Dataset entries
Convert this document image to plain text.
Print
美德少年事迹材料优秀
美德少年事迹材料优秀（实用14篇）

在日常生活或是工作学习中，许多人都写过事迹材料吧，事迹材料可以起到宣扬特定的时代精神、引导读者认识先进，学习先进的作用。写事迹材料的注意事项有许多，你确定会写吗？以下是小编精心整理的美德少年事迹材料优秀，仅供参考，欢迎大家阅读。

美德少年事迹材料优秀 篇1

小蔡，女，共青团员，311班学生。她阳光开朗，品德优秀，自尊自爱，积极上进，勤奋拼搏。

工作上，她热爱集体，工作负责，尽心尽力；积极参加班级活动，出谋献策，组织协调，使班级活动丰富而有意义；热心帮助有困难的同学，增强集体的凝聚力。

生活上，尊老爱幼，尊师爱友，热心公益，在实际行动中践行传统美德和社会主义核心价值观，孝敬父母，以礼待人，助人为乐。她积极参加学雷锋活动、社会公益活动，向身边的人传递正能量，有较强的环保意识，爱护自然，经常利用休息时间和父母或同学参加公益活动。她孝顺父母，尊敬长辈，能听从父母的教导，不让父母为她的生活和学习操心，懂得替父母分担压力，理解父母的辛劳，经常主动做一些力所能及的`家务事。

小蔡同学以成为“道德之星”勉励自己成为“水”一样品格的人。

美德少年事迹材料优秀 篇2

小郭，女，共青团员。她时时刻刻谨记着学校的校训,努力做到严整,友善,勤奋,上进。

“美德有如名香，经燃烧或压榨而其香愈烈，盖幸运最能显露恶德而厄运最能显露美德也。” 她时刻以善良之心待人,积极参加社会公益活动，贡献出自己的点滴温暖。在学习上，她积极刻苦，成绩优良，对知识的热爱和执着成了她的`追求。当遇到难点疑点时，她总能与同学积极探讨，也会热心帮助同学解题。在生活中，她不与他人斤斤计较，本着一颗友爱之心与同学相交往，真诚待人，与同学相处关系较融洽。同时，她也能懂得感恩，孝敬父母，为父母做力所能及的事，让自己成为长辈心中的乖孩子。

Task to carry out: Copy out every line of the data above, exactly as given.

Solution to the problem:
Convert this document image to plain text.
Print
美德少年事迹材料优秀
美德少年事迹材料优秀（实用14篇）

在日常生活或是工作学习中，许多人都写过事迹材料吧，事迹材料可以起到宣扬特定的时代精神、引导读者认识先进，学习先进的作用。写事迹材料的注意事项有许多，你确定会写吗？以下是小编精心整理的美德少年事迹材料优秀，仅供参考，欢迎大家阅读。

美德少年事迹材料优秀 篇1

小蔡，女，共青团员，311班学生。她阳光开朗，品德优秀，自尊自爱，积极上进，勤奋拼搏。

工作上，她热爱集体，工作负责，尽心尽力；积极参加班级活动，出谋献策，组织协调，使班级活动丰富而有意义；热心帮助有困难的同学，增强集体的凝聚力。

生活上，尊老爱幼，尊师爱友，热心公益，在实际行动中践行传统美德和社会主义核心价值观，孝敬父母，以礼待人，助人为乐。她积极参加学雷锋活动、社会公益活动，向身边的人传递正能量，有较强的环保意识，爱护自然，经常利用休息时间和父母或同学参加公益活动。她孝顺父母，尊敬长辈，能听从父母的教导，不让父母为她的生活和学习操心，懂得替父母分担压力，理解父母的辛劳，经常主动做一些力所能及的`家务事。

小蔡同学以成为“道德之星”勉励自己成为“水”一样品格的人。

美德少年事迹材料优秀 篇2

小郭，女，共青团员。她时时刻刻谨记着学校的校训,努力做到严整,友善,勤奋,上进。

“美德有如名香，经燃烧或压榨而其香愈烈，盖幸运最能显露恶德而厄运最能显露美德也。” 她时刻以善良之心待人,积极参加社会公益活动，贡献出自己的点滴温暖。在学习上，她积极刻苦，成绩优良，对知识的热爱和执着成了她的`追求。当遇到难点疑点时，她总能与同学积极探讨，也会热心帮助同学解题。在生活中，她不与他人斤斤计较，本着一颗友爱之心与同学相交往，真诚待人，与同学相处关系较融洽。同时，她也能懂得感恩，孝敬父母，为父母做力所能及的事，让自己成为长辈心中的乖孩子。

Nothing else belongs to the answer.